▶ [Provided records]
-- Start --

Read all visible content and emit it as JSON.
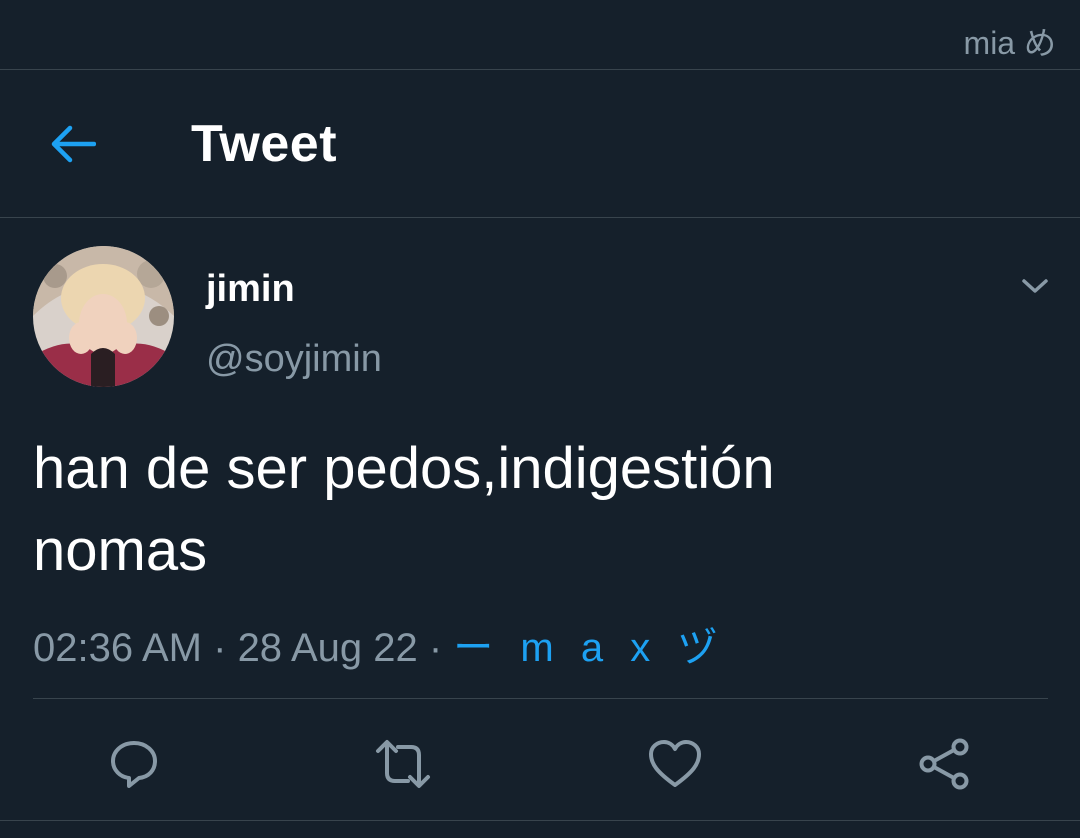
{
  "status_bar": {
    "right_text": "mia め"
  },
  "header": {
    "back_icon": "arrow-left-icon",
    "title": "Tweet"
  },
  "tweet": {
    "author": {
      "name": "jimin",
      "handle": "@soyjimin",
      "avatar_icon": "profile-photo"
    },
    "text_line1": "han de ser pedos,indigestión",
    "text_line2": "nomas",
    "time": "02:36 AM",
    "date": "28 Aug 22",
    "separator": " · ",
    "source": "ー m a x ヅ",
    "caret_icon": "chevron-down-icon"
  },
  "actions": {
    "reply_icon": "reply-icon",
    "retweet_icon": "retweet-icon",
    "like_icon": "heart-icon",
    "share_icon": "share-icon"
  },
  "colors": {
    "background": "#15202b",
    "accent": "#1da1f2",
    "secondary_text": "#8899a6",
    "divider": "#38444d"
  }
}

-- End --

▶ [Request]
Transcribe the listing in full and omit the pictures.

▶ [Task result]
Read all visible content and emit it as JSON.
{
  "status_bar": {
    "right_text": "mia め"
  },
  "header": {
    "back_icon": "arrow-left-icon",
    "title": "Tweet"
  },
  "tweet": {
    "author": {
      "name": "jimin",
      "handle": "@soyjimin",
      "avatar_icon": "profile-photo"
    },
    "text_line1": "han de ser pedos,indigestión",
    "text_line2": "nomas",
    "time": "02:36 AM",
    "date": "28 Aug 22",
    "separator": " · ",
    "source": "ー m a x ヅ",
    "caret_icon": "chevron-down-icon"
  },
  "actions": {
    "reply_icon": "reply-icon",
    "retweet_icon": "retweet-icon",
    "like_icon": "heart-icon",
    "share_icon": "share-icon"
  },
  "colors": {
    "background": "#15202b",
    "accent": "#1da1f2",
    "secondary_text": "#8899a6",
    "divider": "#38444d"
  }
}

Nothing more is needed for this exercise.